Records
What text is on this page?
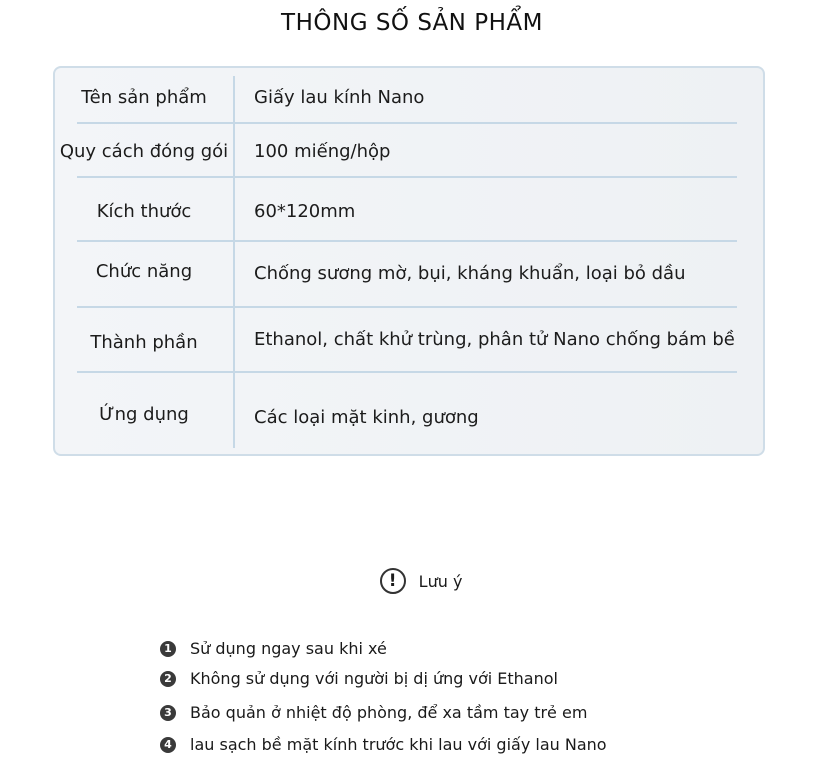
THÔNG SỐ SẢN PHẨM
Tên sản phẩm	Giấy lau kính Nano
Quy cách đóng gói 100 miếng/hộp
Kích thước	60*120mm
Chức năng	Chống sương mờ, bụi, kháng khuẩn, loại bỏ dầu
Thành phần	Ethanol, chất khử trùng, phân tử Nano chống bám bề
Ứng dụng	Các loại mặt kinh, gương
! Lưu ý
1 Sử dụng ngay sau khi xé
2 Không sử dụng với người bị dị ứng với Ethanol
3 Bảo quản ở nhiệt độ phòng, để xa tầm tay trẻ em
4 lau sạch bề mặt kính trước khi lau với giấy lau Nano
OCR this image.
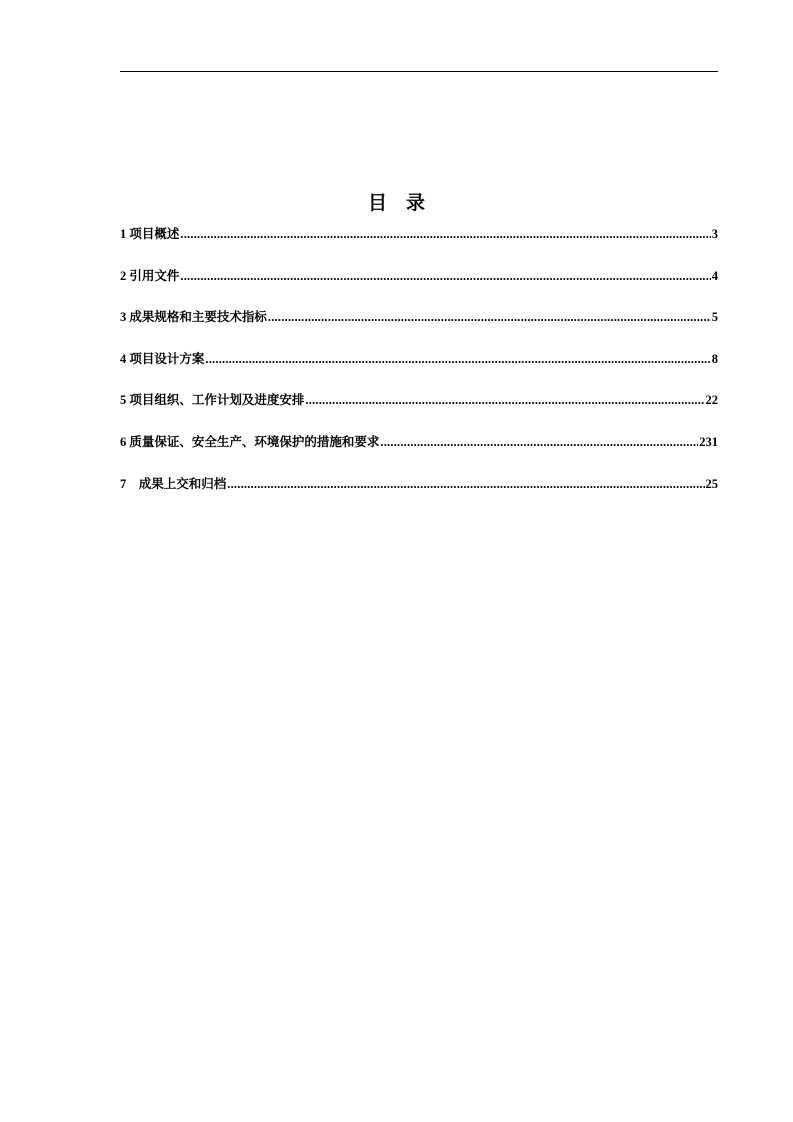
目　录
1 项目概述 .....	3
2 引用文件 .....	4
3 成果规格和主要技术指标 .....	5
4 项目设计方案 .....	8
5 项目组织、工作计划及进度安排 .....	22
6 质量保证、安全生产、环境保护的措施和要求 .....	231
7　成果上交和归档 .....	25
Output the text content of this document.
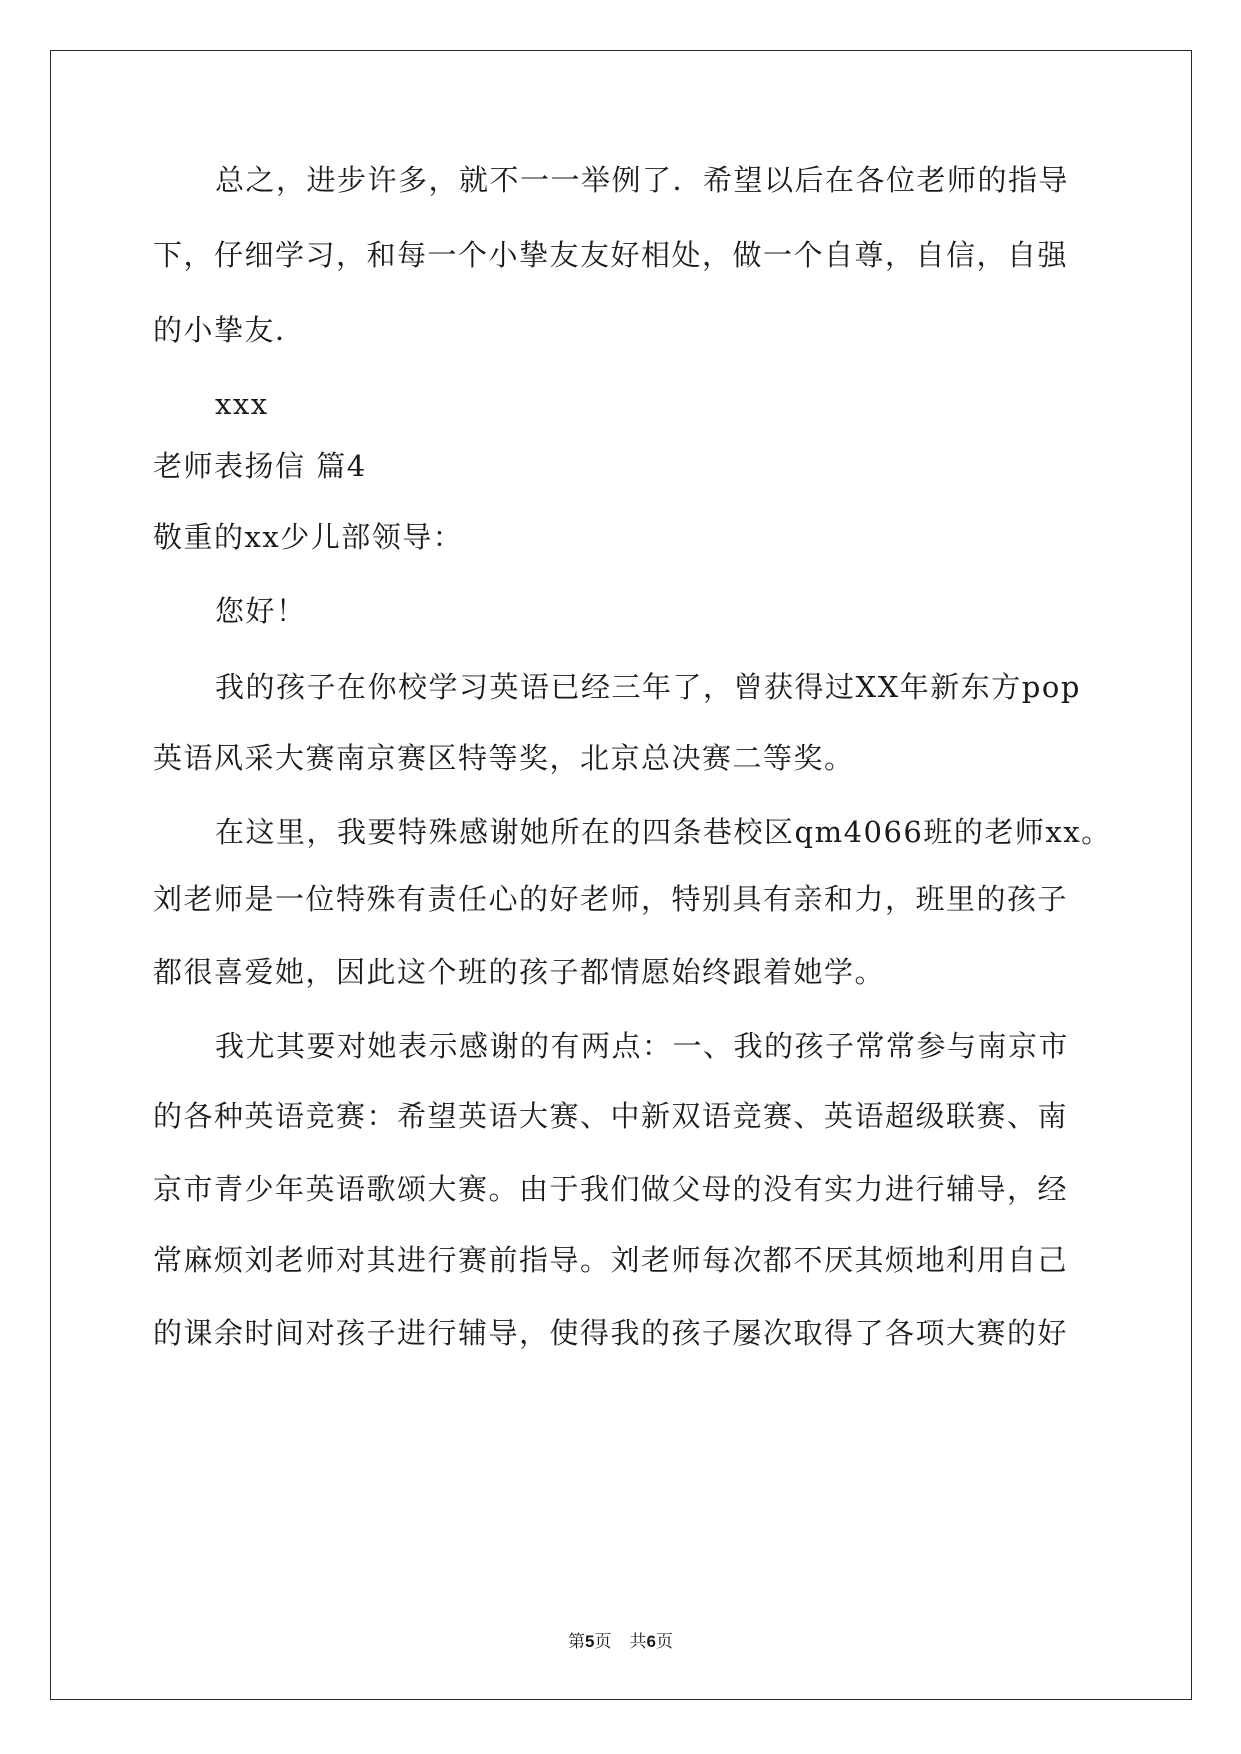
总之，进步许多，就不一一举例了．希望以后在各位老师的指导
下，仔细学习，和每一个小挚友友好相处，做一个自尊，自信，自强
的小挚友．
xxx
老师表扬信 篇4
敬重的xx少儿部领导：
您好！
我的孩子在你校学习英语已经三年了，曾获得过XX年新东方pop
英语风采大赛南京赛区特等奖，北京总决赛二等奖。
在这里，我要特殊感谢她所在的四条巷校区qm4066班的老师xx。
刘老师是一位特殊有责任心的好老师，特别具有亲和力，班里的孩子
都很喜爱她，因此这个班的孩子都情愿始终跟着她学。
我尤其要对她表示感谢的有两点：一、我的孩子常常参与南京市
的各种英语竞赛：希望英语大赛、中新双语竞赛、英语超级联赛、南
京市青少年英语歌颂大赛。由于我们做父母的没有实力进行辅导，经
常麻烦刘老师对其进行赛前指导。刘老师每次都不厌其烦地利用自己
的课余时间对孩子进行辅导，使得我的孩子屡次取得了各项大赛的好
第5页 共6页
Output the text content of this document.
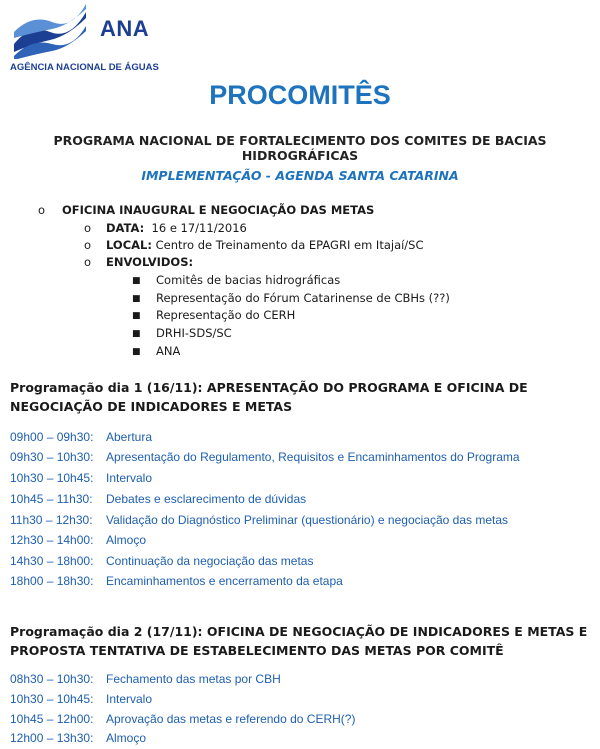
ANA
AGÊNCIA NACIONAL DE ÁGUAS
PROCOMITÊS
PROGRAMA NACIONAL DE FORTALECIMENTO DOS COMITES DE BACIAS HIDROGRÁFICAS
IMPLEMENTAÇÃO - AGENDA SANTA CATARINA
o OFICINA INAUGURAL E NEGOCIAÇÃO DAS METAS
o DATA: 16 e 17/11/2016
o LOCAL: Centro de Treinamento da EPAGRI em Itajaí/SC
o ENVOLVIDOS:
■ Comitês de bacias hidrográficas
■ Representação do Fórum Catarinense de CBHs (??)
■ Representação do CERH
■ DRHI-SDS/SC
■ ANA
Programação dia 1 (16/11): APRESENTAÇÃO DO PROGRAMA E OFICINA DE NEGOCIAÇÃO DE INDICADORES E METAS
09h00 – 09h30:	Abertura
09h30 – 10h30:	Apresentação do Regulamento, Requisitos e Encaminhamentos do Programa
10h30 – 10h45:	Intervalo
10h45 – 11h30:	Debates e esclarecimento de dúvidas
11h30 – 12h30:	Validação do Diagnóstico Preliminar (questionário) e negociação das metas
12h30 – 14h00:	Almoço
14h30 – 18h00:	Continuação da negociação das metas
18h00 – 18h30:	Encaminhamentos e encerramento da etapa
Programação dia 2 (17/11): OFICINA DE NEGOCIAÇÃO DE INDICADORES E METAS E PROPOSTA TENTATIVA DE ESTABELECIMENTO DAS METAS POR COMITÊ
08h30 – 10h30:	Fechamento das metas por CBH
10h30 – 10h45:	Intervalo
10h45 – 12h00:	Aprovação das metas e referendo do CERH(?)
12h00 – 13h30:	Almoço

◆ **DIRECTIONS FOR THIS TASK**: Omit every picture, then reproduce the rest of the listing exactly.

◆ **FINAL RESULT**:
What text is on this page?
THÔNG SỐ SẢN PHẨM
Tên sản phẩm	Giấy lau kính Nano
Quy cách đóng gói 100 miếng/hộp
Kích thước	60*120mm
Chức năng	Chống sương mờ, bụi, kháng khuẩn, loại bỏ dầu
Thành phần	Ethanol, chất khử trùng, phân tử Nano chống bám bề
Ứng dụng	Các loại mặt kinh, gương
! Lưu ý
1 Sử dụng ngay sau khi xé
2 Không sử dụng với người bị dị ứng với Ethanol
3 Bảo quản ở nhiệt độ phòng, để xa tầm tay trẻ em
4 lau sạch bề mặt kính trước khi lau với giấy lau Nano
OCR this image.
目　录
1 项目概述 .....	3
2 引用文件 .....	4
3 成果规格和主要技术指标 .....	5
4 项目设计方案 .....	8
5 项目组织、工作计划及进度安排 .....	22
6 质量保证、安全生产、环境保护的措施和要求 .....	231
7　成果上交和归档 .....	25
Output the text content of this document.
总之，进步许多，就不一一举例了．希望以后在各位老师的指导
下，仔细学习，和每一个小挚友友好相处，做一个自尊，自信，自强
的小挚友．
xxx
老师表扬信 篇4
敬重的xx少儿部领导：
您好！
我的孩子在你校学习英语已经三年了，曾获得过XX年新东方pop
英语风采大赛南京赛区特等奖，北京总决赛二等奖。
在这里，我要特殊感谢她所在的四条巷校区qm4066班的老师xx。
刘老师是一位特殊有责任心的好老师，特别具有亲和力，班里的孩子
都很喜爱她，因此这个班的孩子都情愿始终跟着她学。
我尤其要对她表示感谢的有两点：一、我的孩子常常参与南京市
的各种英语竞赛：希望英语大赛、中新双语竞赛、英语超级联赛、南
京市青少年英语歌颂大赛。由于我们做父母的没有实力进行辅导，经
常麻烦刘老师对其进行赛前指导。刘老师每次都不厌其烦地利用自己
的课余时间对孩子进行辅导，使得我的孩子屡次取得了各项大赛的好
第5页 共6页
Output the text content of this document.
ANA
AGÊNCIA NACIONAL DE ÁGUAS
PROCOMITÊS
PROGRAMA NACIONAL DE FORTALECIMENTO DOS COMITES DE BACIAS HIDROGRÁFICAS
IMPLEMENTAÇÃO - AGENDA SANTA CATARINA
o OFICINA INAUGURAL E NEGOCIAÇÃO DAS METAS
o DATA: 16 e 17/11/2016
o LOCAL: Centro de Treinamento da EPAGRI em Itajaí/SC
o ENVOLVIDOS:
■ Comitês de bacias hidrográficas
■ Representação do Fórum Catarinense de CBHs (??)
■ Representação do CERH
■ DRHI-SDS/SC
■ ANA
Programação dia 1 (16/11): APRESENTAÇÃO DO PROGRAMA E OFICINA DE NEGOCIAÇÃO DE INDICADORES E METAS
09h00 – 09h30:	Abertura
09h30 – 10h30:	Apresentação do Regulamento, Requisitos e Encaminhamentos do Programa
10h30 – 10h45:	Intervalo
10h45 – 11h30:	Debates e esclarecimento de dúvidas
11h30 – 12h30:	Validação do Diagnóstico Preliminar (questionário) e negociação das metas
12h30 – 14h00:	Almoço
14h30 – 18h00:	Continuação da negociação das metas
18h00 – 18h30:	Encaminhamentos e encerramento da etapa
Programação dia 2 (17/11): OFICINA DE NEGOCIAÇÃO DE INDICADORES E METAS E PROPOSTA TENTATIVA DE ESTABELECIMENTO DAS METAS POR COMITÊ
08h30 – 10h30:	Fechamento das metas por CBH
10h30 – 10h45:	Intervalo
10h45 – 12h00:	Aprovação das metas e referendo do CERH(?)
12h00 – 13h30:	Almoço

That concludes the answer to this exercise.